REQUIREMENTS:
Extract every line of the material that holds the string "Satmika".

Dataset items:
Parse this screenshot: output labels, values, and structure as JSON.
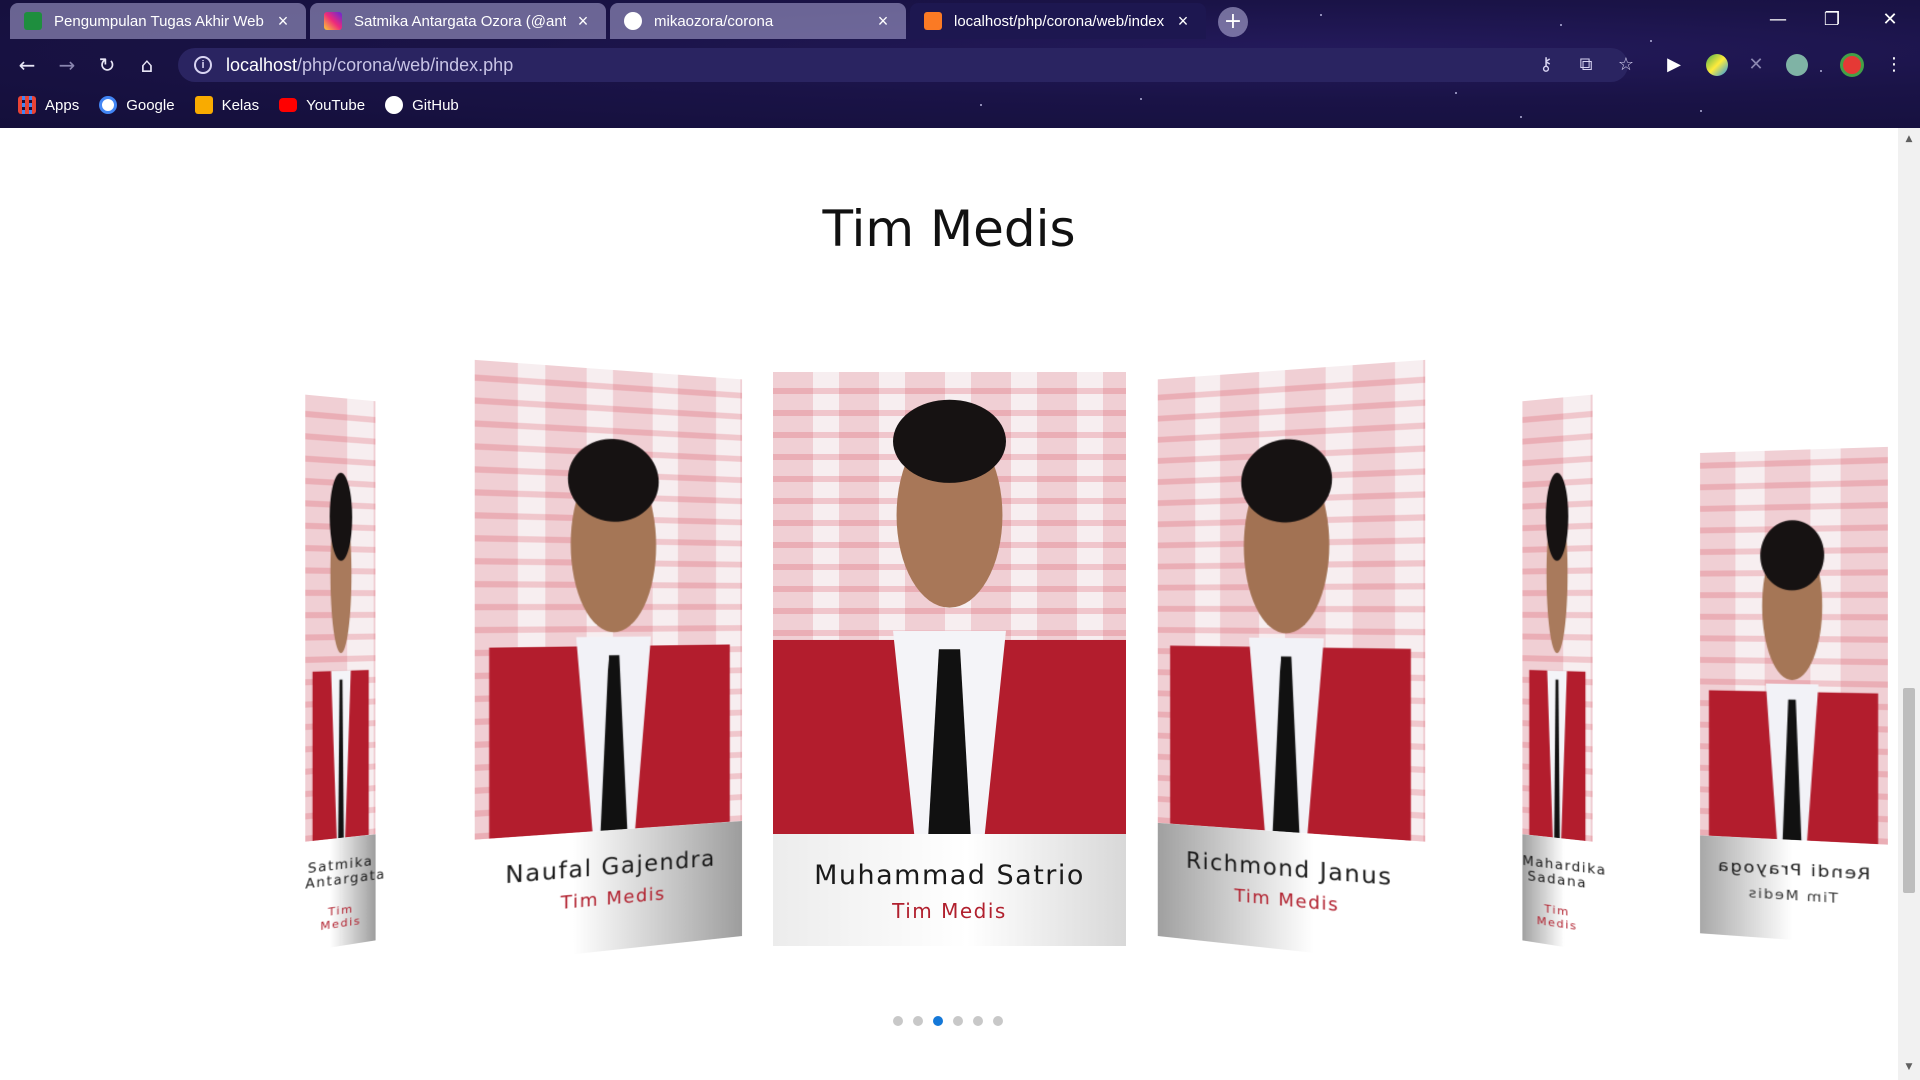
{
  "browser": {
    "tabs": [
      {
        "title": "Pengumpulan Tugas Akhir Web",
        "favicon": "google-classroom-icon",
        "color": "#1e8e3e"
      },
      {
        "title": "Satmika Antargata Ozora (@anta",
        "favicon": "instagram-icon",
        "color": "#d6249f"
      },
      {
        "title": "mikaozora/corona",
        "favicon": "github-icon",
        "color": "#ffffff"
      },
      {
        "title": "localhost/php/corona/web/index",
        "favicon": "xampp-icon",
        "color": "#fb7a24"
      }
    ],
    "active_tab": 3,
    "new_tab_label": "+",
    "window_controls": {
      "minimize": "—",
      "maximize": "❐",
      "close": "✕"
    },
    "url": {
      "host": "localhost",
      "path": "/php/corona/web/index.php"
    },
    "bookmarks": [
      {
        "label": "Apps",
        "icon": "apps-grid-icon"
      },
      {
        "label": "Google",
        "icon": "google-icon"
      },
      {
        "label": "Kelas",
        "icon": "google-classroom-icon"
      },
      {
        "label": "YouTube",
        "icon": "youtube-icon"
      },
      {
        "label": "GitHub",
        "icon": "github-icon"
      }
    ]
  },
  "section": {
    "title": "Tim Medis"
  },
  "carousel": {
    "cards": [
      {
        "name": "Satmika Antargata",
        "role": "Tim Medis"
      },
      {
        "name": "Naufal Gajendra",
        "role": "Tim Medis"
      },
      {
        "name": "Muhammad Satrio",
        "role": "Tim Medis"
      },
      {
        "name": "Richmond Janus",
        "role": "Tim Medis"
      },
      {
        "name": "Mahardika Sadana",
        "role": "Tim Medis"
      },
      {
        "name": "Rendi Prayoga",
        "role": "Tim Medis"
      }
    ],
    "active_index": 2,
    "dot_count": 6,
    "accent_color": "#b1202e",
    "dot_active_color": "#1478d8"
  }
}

==

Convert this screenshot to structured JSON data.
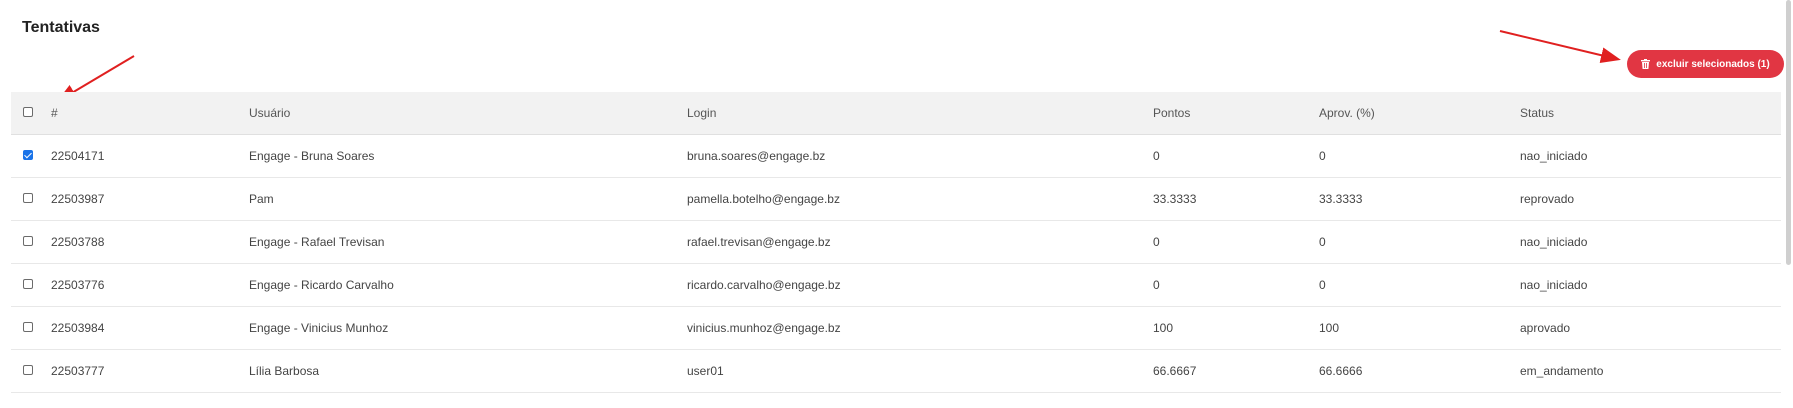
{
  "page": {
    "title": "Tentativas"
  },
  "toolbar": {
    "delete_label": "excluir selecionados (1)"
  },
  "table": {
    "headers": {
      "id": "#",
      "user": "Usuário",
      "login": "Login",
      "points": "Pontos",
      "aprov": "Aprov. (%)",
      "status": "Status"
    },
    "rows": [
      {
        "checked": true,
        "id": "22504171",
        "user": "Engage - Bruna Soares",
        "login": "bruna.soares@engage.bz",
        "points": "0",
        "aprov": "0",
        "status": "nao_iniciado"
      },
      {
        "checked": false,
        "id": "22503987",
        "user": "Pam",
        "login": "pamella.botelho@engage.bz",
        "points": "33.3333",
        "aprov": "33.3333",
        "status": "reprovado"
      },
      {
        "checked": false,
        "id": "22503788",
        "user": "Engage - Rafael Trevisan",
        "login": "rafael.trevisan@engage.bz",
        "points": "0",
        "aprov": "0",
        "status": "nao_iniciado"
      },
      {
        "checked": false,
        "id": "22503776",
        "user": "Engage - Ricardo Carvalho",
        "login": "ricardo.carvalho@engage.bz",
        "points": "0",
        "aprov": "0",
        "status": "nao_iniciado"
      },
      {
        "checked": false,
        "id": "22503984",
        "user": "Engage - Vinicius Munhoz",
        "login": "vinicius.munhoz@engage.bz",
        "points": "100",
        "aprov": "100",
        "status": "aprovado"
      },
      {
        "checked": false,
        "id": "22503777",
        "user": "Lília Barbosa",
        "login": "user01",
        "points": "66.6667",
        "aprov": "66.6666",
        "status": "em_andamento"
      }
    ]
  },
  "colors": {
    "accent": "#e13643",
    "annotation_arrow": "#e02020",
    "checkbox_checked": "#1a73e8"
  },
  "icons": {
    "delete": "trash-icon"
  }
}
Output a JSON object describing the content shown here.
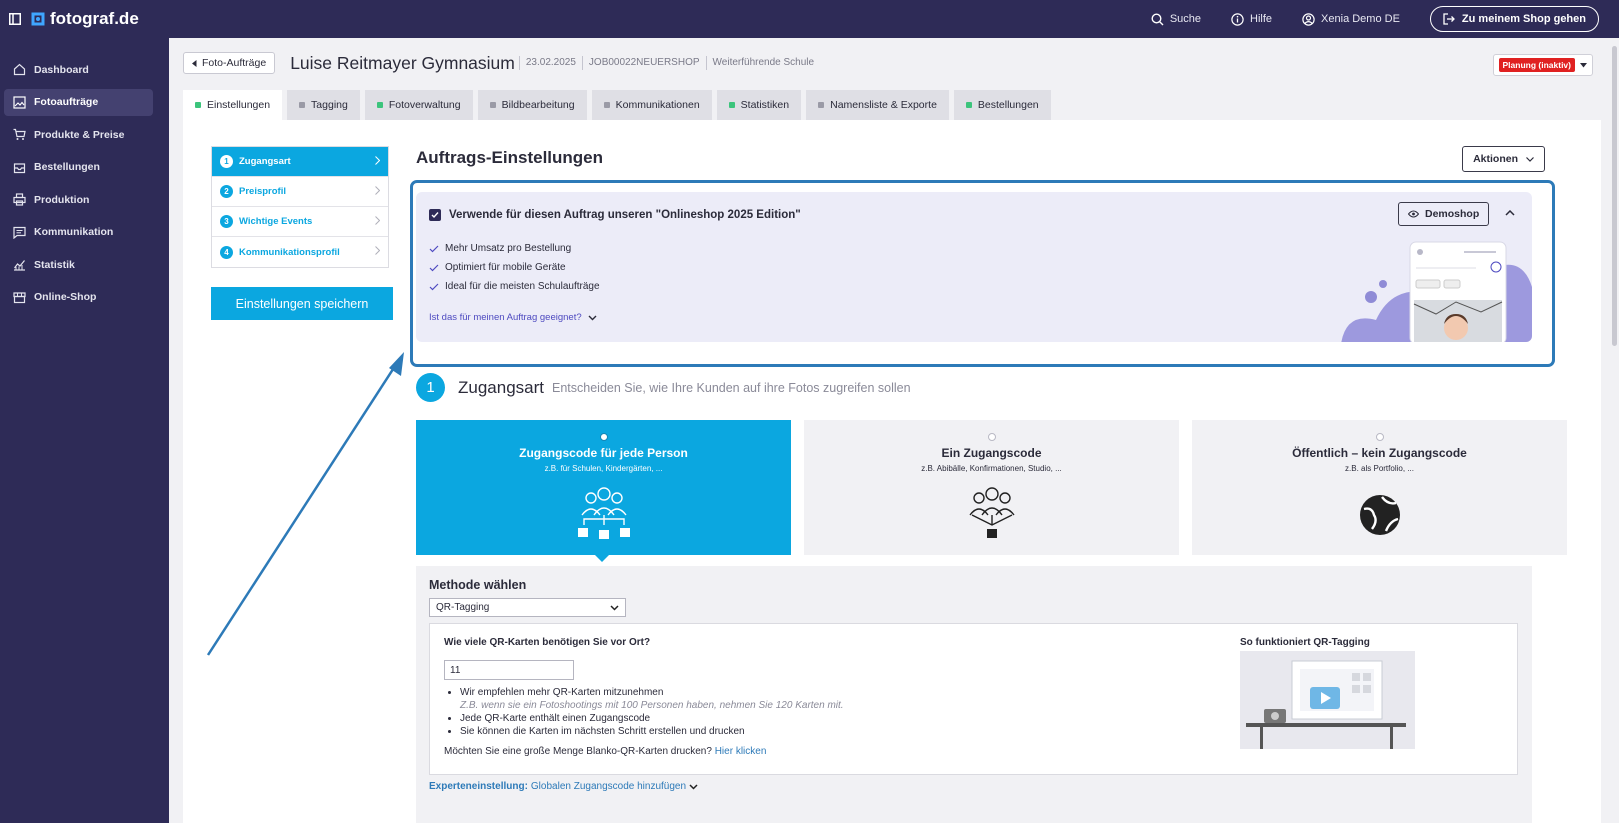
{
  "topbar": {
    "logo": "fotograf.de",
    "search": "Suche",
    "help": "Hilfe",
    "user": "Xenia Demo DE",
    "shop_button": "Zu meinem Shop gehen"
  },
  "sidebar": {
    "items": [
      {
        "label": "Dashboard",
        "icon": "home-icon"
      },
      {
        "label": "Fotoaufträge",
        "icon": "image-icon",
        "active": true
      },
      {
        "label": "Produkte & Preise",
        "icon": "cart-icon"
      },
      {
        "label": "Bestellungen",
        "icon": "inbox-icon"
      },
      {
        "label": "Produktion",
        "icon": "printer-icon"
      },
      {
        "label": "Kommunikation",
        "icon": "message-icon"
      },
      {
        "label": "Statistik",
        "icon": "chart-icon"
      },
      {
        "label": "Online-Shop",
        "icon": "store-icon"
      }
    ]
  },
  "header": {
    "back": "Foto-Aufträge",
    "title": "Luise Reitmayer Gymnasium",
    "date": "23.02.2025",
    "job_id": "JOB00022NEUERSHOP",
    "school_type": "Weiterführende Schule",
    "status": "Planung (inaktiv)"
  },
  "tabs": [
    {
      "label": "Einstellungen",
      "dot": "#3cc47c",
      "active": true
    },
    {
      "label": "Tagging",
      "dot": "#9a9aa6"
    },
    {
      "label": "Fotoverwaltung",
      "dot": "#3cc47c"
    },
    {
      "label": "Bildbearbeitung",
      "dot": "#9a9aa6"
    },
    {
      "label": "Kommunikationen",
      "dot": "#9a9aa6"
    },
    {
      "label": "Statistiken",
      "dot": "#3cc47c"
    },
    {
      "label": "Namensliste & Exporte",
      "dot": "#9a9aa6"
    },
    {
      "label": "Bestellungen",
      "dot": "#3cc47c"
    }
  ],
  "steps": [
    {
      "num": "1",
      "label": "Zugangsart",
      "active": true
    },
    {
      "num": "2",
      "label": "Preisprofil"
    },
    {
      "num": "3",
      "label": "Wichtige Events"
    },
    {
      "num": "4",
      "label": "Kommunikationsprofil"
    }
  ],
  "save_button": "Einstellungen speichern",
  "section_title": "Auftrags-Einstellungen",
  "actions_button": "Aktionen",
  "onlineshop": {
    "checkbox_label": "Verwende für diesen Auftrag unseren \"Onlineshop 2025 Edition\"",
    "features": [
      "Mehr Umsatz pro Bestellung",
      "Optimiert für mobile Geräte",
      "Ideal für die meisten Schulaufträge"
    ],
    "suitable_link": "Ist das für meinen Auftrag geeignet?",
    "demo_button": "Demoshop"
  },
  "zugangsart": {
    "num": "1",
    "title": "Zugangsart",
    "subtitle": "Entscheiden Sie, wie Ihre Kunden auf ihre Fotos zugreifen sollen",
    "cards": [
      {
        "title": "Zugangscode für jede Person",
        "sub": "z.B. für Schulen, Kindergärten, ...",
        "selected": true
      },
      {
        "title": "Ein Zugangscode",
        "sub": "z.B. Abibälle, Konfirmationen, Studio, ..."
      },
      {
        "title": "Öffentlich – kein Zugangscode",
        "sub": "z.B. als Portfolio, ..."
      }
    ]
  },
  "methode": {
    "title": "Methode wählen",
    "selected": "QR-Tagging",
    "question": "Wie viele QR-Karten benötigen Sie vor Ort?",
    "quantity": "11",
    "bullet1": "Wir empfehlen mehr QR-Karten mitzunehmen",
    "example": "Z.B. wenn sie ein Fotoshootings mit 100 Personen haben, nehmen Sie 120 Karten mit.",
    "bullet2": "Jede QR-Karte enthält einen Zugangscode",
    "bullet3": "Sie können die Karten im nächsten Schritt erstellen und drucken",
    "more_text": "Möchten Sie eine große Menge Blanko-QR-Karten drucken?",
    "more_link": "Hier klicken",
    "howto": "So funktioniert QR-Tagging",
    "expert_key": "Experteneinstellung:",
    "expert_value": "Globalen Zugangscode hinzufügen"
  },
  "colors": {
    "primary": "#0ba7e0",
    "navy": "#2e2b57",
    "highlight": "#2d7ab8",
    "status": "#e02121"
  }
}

ANSWER TO THE TASK:
        "title": "Satmika Antargata Ozora (@anta",
        "name": "Satmika Antargata",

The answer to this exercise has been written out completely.